**Work instructions:** Say only how many lines contain the word "态度决定一切".
----
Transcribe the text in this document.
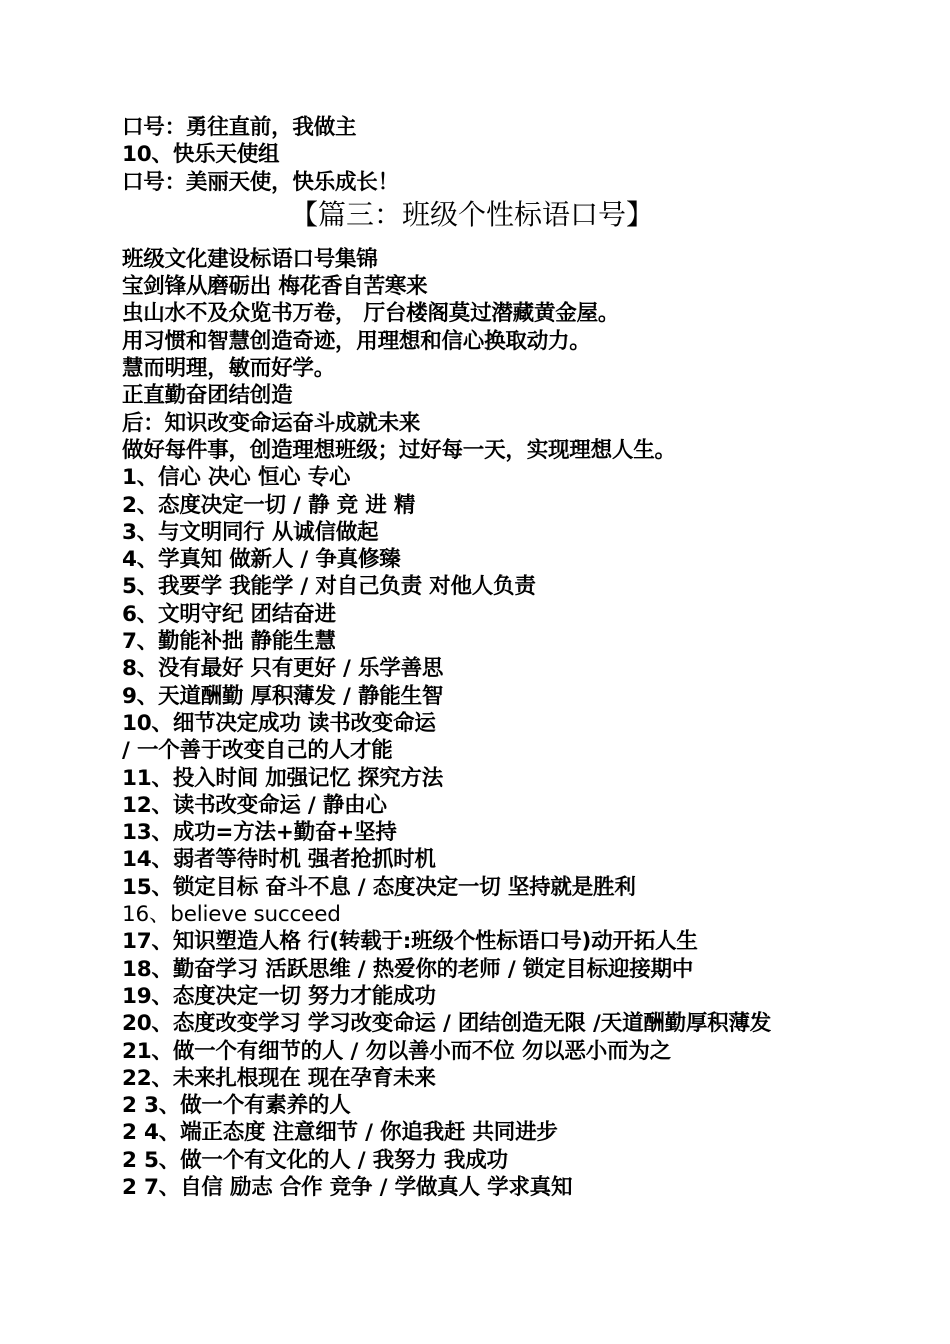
口号：勇往直前，我做主
10、快乐天使组
口号：美丽天使，快乐成长！
【篇三：班级个性标语口号】
班级文化建设标语口号集锦
宝剑锋从磨砺出 梅花香自苦寒来
虫山水不及众览书万卷， 厅台楼阁莫过潜藏黄金屋。
用习惯和智慧创造奇迹，用理想和信心换取动力。
慧而明理，敏而好学。
正直勤奋团结创造
后：知识改变命运奋斗成就未来
做好每件事，创造理想班级；过好每一天，实现理想人生。
1、信心 决心 恒心 专心
2、态度决定一切 / 静 竞 进 精
3、与文明同行 从诚信做起
4、学真知 做新人 / 争真修臻
5、我要学 我能学 / 对自己负责 对他人负责
6、文明守纪 团结奋进
7、勤能补拙 静能生慧
8、没有最好 只有更好 / 乐学善思
9、天道酬勤 厚积薄发 / 静能生智
10、细节决定成功 读书改变命运
/ 一个善于改变自己的人才能
11、投入时间 加强记忆 探究方法
12、读书改变命运 / 静由心
13、成功=方法+勤奋+坚持
14、弱者等待时机 强者抢抓时机
15、锁定目标 奋斗不息 / 态度决定一切 坚持就是胜利
16、believe succeed
17、知识塑造人格 行(转载于:班级个性标语口号)动开拓人生
18、勤奋学习 活跃思维 / 热爱你的老师 / 锁定目标迎接期中
19、态度决定一切 努力才能成功
20、态度改变学习 学习改变命运 / 团结创造无限 /天道酬勤厚积薄发
21、做一个有细节的人 / 勿以善小而不位 勿以恶小而为之
22、未来扎根现在 现在孕育未来
2 3、做一个有素养的人
2 4、端正态度 注意细节 / 你追我赶 共同进步
2 5、做一个有文化的人 / 我努力 我成功
2 7、自信 励志 合作 竞争 / 学做真人 学求真知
----
**Reply:** 3